▶ [WHAT THE TASK REQUIRES]: Determine how many lines of the entries contain "label". Reply with that number alone.
####################
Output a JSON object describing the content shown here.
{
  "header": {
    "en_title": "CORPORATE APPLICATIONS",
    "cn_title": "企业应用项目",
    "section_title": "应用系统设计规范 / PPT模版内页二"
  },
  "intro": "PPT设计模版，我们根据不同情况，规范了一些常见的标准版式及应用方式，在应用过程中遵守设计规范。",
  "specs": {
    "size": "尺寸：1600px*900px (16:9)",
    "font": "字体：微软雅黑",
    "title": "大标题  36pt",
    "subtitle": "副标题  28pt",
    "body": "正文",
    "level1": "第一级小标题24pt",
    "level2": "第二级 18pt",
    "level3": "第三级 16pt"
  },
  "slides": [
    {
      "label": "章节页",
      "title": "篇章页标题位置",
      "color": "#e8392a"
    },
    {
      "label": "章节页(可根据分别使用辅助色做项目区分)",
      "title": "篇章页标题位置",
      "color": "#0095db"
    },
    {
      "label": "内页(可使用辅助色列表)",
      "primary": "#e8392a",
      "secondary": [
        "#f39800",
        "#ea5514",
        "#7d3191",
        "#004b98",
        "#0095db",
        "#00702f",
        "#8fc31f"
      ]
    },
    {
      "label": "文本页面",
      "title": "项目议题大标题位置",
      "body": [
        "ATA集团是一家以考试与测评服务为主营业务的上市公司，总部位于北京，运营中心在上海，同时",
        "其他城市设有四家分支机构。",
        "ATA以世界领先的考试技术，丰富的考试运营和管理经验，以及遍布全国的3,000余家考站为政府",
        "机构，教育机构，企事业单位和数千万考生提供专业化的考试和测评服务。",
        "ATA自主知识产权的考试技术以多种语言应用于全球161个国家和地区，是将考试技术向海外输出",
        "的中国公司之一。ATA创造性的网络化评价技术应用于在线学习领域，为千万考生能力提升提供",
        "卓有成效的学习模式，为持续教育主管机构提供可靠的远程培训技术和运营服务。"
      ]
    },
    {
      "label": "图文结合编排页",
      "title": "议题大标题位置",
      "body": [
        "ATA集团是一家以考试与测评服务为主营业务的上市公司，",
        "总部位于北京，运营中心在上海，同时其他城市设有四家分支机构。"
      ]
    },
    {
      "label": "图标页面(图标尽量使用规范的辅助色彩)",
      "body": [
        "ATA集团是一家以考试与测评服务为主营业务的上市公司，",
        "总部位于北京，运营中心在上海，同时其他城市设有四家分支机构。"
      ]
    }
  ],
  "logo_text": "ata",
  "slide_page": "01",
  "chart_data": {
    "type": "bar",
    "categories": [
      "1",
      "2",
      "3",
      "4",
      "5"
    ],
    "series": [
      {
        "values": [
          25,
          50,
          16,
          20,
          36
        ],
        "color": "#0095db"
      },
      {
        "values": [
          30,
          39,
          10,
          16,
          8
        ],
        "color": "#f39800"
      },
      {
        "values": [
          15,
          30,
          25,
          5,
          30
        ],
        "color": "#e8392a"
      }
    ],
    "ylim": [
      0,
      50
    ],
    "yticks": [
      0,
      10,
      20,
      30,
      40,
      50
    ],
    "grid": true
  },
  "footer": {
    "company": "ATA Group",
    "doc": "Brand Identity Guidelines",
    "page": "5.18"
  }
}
####################
▶ [RESULT]: 6